— START OF Source data —
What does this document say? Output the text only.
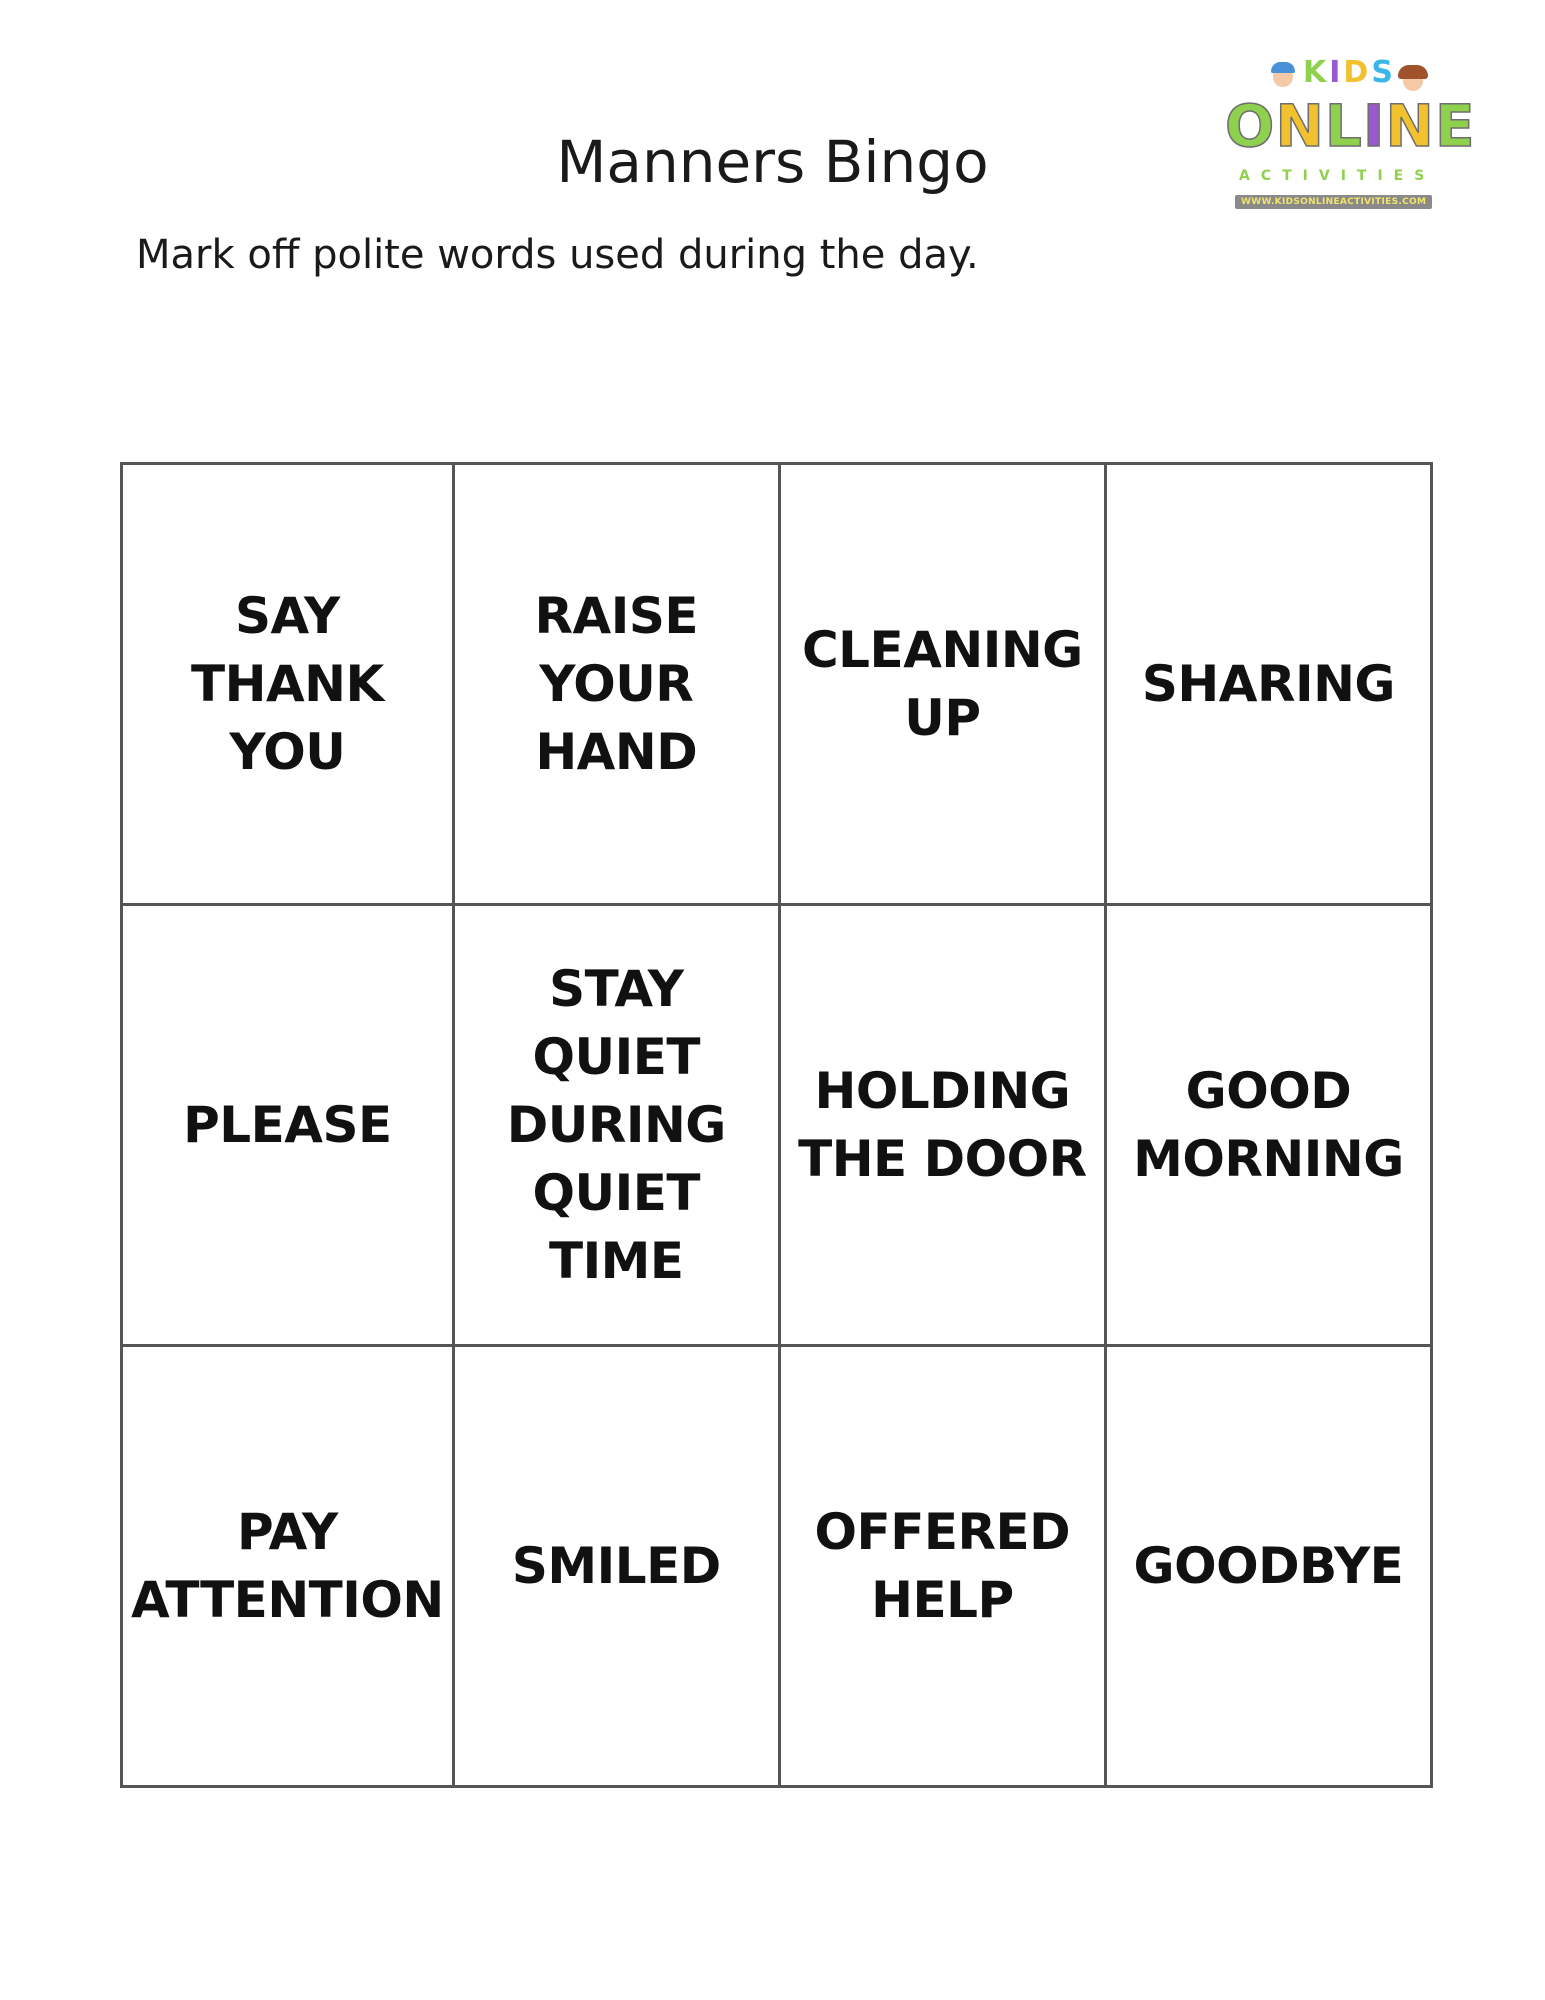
KIDS
ONLINE
ACTIVITIES
WWW.KIDSONLINEACTIVITIES.COM
Manners Bingo
Mark off polite words used during the day.
SAY THANK
YOU
RAISE
YOUR HAND
CLEANING
UP
SHARING
PLEASE
STAY QUIET
DURING
QUIET TIME
HOLDING
THE DOOR
GOOD
MORNING
PAY
ATTENTION
SMILED
OFFERED
HELP
GOODBYE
— END OF Source data —
## Task description
Without the pictures, print the whole listing exactly as given.

## Expected answer
What does this document say? Output the text only.
KIDS
ONLINE
ACTIVITIES
WWW.KIDSONLINEACTIVITIES.COM
Manners Bingo
Mark off polite words used during the day.
SAY THANK
YOU
RAISE
YOUR HAND
CLEANING
UP
SHARING
PLEASE
STAY QUIET
DURING
QUIET TIME
HOLDING
THE DOOR
GOOD
MORNING
PAY
ATTENTION
SMILED
OFFERED
HELP
GOODBYE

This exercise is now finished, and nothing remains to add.